┌────────

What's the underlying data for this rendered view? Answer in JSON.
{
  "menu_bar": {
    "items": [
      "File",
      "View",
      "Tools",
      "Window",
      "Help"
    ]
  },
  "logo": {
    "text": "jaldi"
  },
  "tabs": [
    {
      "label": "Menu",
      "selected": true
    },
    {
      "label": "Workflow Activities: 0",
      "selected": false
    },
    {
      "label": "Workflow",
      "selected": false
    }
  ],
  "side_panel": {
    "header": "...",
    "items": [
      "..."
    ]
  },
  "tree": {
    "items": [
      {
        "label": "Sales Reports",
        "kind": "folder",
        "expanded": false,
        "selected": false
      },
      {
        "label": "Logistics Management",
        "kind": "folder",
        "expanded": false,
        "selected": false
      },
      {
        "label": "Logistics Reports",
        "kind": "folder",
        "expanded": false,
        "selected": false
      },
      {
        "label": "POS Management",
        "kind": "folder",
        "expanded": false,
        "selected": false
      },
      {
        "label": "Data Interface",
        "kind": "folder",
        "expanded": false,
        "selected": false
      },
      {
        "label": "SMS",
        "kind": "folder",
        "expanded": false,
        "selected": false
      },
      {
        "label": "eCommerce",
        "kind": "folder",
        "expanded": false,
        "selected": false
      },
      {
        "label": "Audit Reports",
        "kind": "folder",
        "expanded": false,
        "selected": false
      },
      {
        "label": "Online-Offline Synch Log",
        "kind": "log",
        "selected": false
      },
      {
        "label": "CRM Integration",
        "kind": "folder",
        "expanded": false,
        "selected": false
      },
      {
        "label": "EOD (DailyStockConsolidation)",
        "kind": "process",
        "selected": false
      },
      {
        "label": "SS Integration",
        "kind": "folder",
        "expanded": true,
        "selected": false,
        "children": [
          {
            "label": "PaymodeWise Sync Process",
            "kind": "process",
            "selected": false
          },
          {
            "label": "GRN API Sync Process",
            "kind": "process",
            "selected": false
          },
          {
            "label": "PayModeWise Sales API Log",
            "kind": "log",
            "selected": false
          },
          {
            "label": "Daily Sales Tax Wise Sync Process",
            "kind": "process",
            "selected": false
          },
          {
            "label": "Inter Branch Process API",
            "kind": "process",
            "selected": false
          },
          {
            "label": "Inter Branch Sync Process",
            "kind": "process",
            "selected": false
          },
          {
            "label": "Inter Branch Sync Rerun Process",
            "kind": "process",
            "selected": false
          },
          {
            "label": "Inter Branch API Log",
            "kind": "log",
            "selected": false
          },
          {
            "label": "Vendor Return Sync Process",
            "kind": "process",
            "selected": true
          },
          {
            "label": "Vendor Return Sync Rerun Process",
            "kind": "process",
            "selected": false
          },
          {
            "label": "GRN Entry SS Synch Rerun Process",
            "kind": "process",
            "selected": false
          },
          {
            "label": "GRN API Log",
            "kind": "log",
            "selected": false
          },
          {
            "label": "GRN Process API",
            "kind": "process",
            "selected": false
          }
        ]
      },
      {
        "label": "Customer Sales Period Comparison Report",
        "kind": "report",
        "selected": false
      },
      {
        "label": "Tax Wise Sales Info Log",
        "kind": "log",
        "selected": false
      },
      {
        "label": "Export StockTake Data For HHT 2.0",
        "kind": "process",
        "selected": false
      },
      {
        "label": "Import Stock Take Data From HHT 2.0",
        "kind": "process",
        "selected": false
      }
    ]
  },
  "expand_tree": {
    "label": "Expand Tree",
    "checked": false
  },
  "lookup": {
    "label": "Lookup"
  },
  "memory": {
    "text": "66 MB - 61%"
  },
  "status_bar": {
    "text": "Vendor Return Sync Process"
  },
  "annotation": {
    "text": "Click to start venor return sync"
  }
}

└────────

» TASK PROMPT: From the data above, show each line that contains "true".

» RESULT:
      "selected": true
        "expanded": true,
            "selected": true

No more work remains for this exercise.